▸ WORK TO DO
Pull every line containing "screenshot" from the entries.

----- AVAILABLE DATA

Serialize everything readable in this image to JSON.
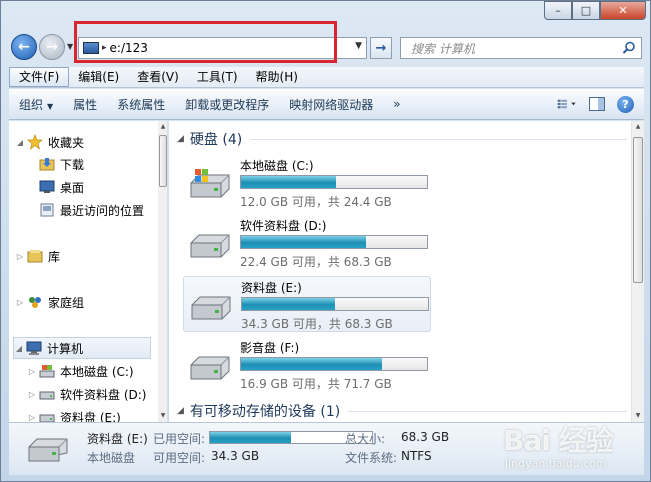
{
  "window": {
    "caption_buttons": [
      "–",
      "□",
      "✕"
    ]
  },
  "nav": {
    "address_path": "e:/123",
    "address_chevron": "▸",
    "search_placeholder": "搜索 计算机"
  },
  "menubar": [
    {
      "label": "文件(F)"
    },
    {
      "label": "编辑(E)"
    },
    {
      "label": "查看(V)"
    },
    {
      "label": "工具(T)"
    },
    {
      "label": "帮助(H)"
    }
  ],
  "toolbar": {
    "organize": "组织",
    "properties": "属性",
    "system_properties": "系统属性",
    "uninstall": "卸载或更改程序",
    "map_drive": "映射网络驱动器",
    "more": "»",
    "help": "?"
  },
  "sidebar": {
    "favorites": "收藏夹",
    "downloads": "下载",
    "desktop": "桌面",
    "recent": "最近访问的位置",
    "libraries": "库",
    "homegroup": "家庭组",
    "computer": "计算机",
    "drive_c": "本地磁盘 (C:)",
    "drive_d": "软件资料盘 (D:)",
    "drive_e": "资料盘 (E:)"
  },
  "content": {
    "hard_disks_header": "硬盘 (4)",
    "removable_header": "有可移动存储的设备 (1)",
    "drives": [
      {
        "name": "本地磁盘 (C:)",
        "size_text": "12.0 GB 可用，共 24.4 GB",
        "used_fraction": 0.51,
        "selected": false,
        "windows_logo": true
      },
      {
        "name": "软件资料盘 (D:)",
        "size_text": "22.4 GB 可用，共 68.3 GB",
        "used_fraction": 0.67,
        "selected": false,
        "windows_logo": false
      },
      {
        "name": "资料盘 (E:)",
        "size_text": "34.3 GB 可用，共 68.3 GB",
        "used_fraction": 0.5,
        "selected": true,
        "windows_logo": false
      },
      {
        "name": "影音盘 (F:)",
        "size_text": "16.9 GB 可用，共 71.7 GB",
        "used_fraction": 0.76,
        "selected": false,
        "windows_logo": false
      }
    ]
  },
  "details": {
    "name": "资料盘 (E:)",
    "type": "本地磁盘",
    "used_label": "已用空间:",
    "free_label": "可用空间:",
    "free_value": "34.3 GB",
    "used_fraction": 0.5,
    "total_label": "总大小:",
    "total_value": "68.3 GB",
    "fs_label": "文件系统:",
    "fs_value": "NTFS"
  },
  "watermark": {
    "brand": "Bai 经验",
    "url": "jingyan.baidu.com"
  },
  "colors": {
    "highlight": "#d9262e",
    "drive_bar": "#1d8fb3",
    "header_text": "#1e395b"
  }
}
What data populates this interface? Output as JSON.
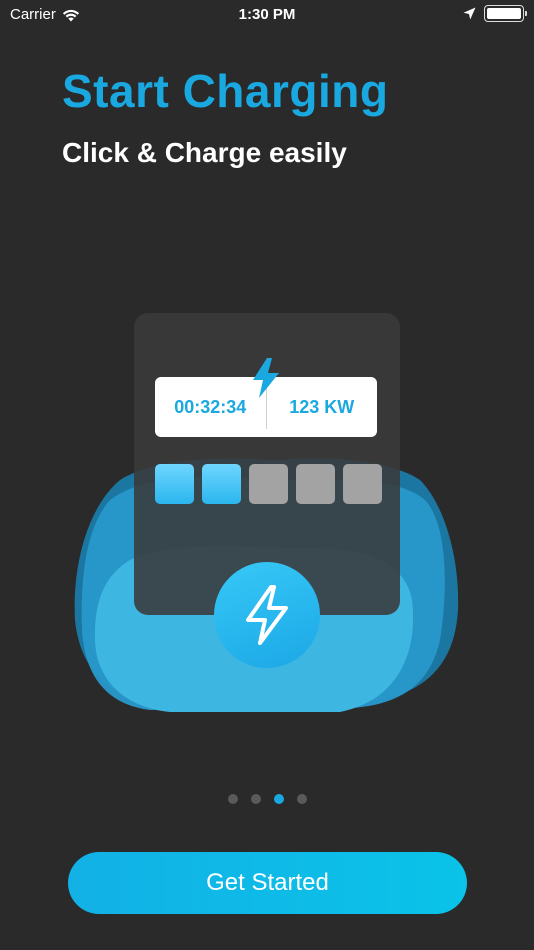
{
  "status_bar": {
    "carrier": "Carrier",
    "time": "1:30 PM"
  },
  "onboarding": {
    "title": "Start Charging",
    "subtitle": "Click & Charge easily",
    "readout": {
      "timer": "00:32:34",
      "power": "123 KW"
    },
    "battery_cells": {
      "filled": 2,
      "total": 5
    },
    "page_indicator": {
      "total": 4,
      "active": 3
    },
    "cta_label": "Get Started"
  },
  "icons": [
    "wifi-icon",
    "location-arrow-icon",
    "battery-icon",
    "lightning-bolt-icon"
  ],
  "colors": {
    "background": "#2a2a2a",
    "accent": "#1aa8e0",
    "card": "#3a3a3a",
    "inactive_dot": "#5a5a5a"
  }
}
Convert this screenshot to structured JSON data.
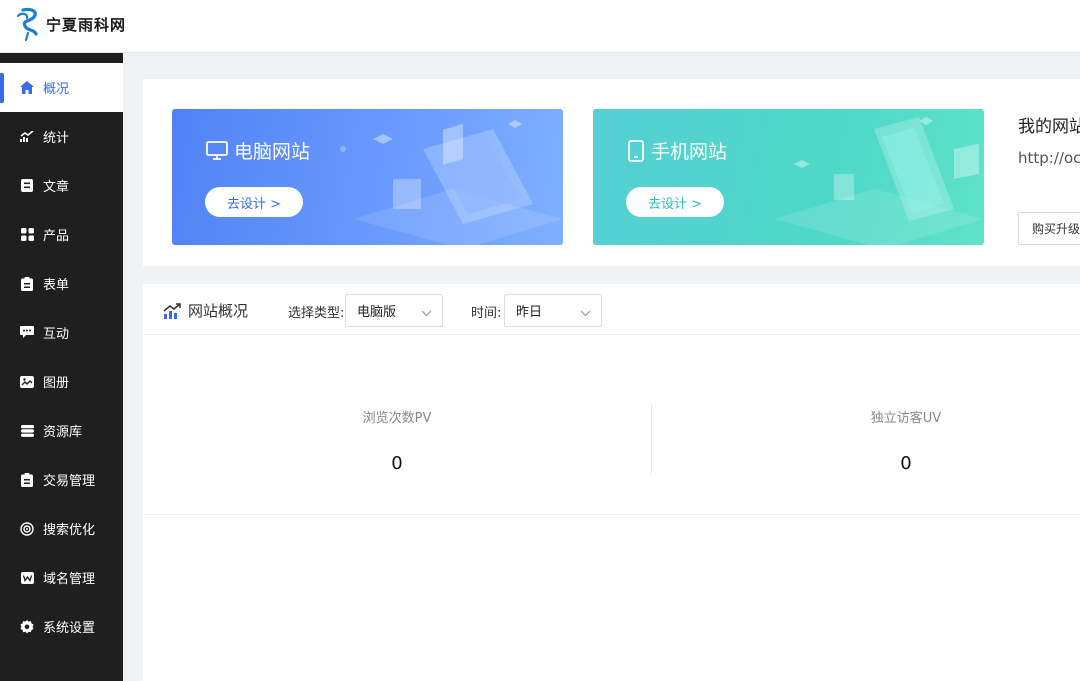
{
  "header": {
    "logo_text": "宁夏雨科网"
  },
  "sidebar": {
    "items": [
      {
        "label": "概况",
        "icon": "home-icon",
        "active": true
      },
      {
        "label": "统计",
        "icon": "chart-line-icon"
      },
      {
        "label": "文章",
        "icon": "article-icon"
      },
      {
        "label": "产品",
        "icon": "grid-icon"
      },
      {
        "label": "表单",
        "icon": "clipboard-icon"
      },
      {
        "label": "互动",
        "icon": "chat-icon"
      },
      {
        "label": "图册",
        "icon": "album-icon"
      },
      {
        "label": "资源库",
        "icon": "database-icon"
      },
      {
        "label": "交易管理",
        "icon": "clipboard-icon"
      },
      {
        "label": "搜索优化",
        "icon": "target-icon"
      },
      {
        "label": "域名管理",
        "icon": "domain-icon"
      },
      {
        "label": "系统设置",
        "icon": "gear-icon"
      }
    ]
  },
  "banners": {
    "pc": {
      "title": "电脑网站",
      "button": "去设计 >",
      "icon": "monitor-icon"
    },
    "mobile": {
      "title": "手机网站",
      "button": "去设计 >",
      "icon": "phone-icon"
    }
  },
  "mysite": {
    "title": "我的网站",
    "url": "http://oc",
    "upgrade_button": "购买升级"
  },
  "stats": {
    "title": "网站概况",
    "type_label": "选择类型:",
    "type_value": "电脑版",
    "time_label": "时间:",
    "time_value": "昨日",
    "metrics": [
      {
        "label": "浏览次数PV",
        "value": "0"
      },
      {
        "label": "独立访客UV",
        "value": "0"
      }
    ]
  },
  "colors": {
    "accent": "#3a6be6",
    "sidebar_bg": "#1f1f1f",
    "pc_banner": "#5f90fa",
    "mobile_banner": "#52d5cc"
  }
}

----------
----- AVAILABLE DATA

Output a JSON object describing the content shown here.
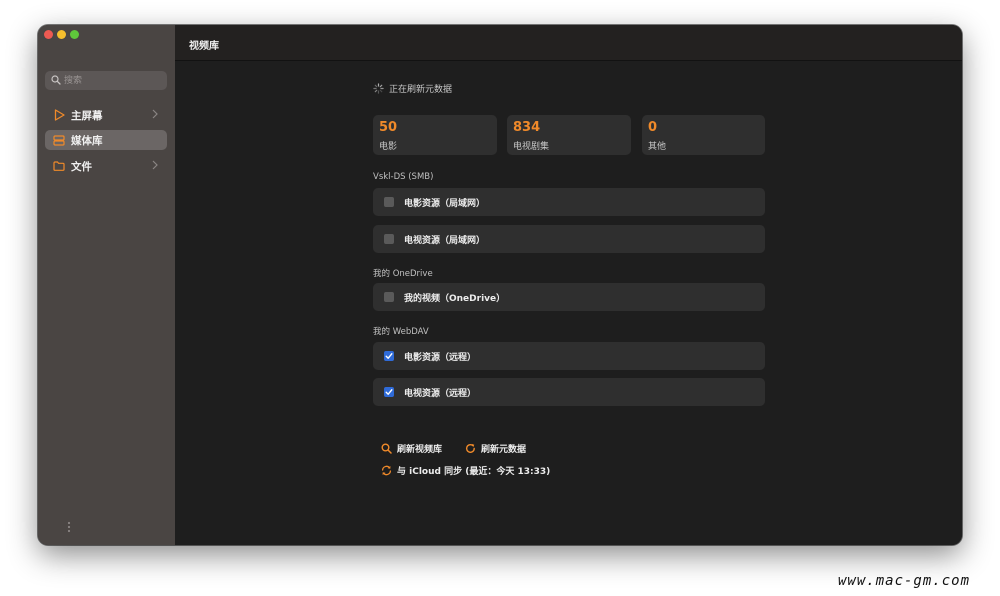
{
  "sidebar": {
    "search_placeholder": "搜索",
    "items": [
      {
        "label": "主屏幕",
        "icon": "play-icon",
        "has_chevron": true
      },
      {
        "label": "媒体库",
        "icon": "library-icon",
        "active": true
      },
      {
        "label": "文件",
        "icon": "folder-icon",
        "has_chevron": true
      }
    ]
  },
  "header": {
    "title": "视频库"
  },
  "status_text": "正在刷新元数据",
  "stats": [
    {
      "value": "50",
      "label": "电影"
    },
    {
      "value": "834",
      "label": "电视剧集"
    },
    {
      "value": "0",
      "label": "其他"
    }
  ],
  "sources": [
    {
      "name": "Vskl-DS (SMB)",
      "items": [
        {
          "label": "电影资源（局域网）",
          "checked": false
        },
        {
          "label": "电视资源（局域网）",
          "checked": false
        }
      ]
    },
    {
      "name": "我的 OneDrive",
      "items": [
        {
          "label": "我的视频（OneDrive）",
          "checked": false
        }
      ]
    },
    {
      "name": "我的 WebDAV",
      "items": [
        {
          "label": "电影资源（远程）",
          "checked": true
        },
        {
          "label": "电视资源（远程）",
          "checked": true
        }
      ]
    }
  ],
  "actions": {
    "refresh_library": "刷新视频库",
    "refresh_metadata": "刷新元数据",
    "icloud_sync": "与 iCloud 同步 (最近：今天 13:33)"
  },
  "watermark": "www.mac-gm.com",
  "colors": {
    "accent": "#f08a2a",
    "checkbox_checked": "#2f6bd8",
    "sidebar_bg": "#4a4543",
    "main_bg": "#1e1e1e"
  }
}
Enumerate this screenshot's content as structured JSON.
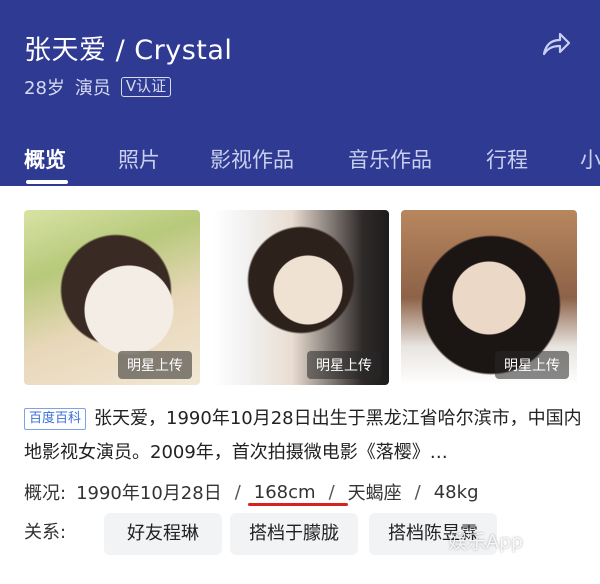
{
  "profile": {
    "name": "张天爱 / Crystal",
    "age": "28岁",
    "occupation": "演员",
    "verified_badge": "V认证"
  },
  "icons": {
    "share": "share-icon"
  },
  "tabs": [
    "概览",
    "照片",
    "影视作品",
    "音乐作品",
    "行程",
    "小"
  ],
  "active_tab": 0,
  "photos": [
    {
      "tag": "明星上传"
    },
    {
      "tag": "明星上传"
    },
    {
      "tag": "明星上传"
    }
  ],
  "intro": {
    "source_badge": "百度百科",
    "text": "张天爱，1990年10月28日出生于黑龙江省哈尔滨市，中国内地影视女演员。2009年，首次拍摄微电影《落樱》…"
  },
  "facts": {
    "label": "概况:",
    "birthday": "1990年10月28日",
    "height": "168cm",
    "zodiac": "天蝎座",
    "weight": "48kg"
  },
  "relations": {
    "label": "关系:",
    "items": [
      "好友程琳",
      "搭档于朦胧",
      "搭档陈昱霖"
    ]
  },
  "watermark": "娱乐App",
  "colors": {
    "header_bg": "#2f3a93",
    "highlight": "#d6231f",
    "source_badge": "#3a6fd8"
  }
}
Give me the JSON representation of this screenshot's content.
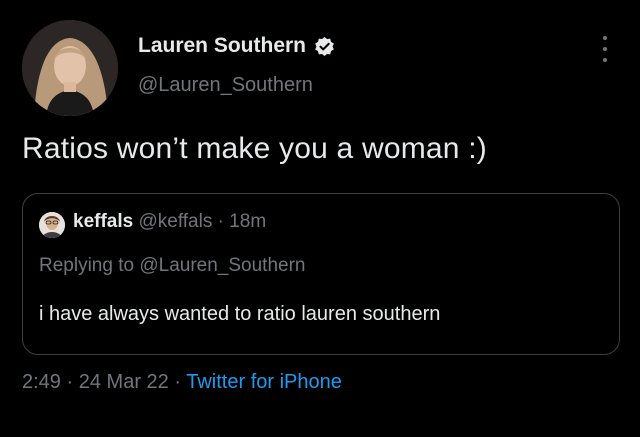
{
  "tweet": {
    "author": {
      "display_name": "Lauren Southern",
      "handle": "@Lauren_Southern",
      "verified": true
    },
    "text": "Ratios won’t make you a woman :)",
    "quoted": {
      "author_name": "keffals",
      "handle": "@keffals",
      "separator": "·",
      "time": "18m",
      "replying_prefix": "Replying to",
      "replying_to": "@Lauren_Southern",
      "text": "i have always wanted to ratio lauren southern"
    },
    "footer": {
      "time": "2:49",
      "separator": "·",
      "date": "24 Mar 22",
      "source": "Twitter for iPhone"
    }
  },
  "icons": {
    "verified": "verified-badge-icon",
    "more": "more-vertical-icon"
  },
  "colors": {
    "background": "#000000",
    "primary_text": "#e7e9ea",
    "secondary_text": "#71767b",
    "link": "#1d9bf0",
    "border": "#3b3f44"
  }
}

----------

▸ OUTPUT FOR THIS EXERCISE
Convert this screenshot to structured JSON data.
Enumerate this screenshot's content as structured JSON.
Give me the JSON representation of this screenshot's content.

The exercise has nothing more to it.